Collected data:

## begin

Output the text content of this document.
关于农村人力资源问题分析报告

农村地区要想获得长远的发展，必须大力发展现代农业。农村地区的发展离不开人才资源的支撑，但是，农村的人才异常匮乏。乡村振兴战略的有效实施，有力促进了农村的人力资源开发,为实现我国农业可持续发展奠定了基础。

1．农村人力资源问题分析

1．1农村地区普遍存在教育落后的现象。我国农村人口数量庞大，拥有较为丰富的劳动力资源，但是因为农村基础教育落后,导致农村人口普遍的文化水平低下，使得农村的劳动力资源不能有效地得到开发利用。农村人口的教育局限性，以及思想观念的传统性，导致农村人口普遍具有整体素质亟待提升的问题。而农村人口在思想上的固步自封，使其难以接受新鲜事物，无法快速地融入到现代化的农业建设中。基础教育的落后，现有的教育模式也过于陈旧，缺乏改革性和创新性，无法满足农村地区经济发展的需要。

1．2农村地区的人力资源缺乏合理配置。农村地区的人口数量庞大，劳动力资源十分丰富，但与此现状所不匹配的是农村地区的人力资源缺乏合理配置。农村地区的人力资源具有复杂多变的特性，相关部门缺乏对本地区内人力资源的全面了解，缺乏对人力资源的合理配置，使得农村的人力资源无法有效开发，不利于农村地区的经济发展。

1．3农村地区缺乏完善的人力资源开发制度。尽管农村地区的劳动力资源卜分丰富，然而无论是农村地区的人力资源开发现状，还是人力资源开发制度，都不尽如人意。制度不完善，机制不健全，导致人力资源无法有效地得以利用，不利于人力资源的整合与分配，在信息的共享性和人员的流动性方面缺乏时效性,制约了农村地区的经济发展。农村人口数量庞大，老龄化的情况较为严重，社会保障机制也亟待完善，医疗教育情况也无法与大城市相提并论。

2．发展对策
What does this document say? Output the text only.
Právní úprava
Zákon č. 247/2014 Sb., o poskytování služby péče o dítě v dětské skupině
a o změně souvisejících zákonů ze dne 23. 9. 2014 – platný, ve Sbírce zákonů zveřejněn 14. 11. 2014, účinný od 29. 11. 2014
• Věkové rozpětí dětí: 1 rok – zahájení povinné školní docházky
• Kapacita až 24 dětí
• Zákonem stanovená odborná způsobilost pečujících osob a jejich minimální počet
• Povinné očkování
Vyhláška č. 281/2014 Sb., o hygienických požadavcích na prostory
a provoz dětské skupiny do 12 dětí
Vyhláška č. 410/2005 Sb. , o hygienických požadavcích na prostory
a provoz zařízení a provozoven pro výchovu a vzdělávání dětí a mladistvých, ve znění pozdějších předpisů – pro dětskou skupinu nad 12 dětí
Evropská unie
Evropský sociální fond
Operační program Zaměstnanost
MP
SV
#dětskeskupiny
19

## end

**Exercise instructions**: Extract the complete set of records unchanged.

**Answer to this problem**:
Output the text content of this document.
关于农村人力资源问题分析报告

农村地区要想获得长远的发展，必须大力发展现代农业。农村地区的发展离不开人才资源的支撑，但是，农村的人才异常匮乏。乡村振兴战略的有效实施，有力促进了农村的人力资源开发,为实现我国农业可持续发展奠定了基础。

1．农村人力资源问题分析

1．1农村地区普遍存在教育落后的现象。我国农村人口数量庞大，拥有较为丰富的劳动力资源，但是因为农村基础教育落后,导致农村人口普遍的文化水平低下，使得农村的劳动力资源不能有效地得到开发利用。农村人口的教育局限性，以及思想观念的传统性，导致农村人口普遍具有整体素质亟待提升的问题。而农村人口在思想上的固步自封，使其难以接受新鲜事物，无法快速地融入到现代化的农业建设中。基础教育的落后，现有的教育模式也过于陈旧，缺乏改革性和创新性，无法满足农村地区经济发展的需要。

1．2农村地区的人力资源缺乏合理配置。农村地区的人口数量庞大，劳动力资源十分丰富，但与此现状所不匹配的是农村地区的人力资源缺乏合理配置。农村地区的人力资源具有复杂多变的特性，相关部门缺乏对本地区内人力资源的全面了解，缺乏对人力资源的合理配置，使得农村的人力资源无法有效开发，不利于农村地区的经济发展。

1．3农村地区缺乏完善的人力资源开发制度。尽管农村地区的劳动力资源卜分丰富，然而无论是农村地区的人力资源开发现状，还是人力资源开发制度，都不尽如人意。制度不完善，机制不健全，导致人力资源无法有效地得以利用，不利于人力资源的整合与分配，在信息的共享性和人员的流动性方面缺乏时效性,制约了农村地区的经济发展。农村人口数量庞大，老龄化的情况较为严重，社会保障机制也亟待完善，医疗教育情况也无法与大城市相提并论。

2．发展对策
What does this document say? Output the text only.
Právní úprava
Zákon č. 247/2014 Sb., o poskytování služby péče o dítě v dětské skupině
a o změně souvisejících zákonů ze dne 23. 9. 2014 – platný, ve Sbírce zákonů zveřejněn 14. 11. 2014, účinný od 29. 11. 2014
• Věkové rozpětí dětí: 1 rok – zahájení povinné školní docházky
• Kapacita až 24 dětí
• Zákonem stanovená odborná způsobilost pečujících osob a jejich minimální počet
• Povinné očkování
Vyhláška č. 281/2014 Sb., o hygienických požadavcích na prostory
a provoz dětské skupiny do 12 dětí
Vyhláška č. 410/2005 Sb. , o hygienických požadavcích na prostory
a provoz zařízení a provozoven pro výchovu a vzdělávání dětí a mladistvých, ve znění pozdějších předpisů – pro dětskou skupinu nad 12 dětí
Evropská unie
Evropský sociální fond
Operační program Zaměstnanost
MP
SV
#dětskeskupiny
19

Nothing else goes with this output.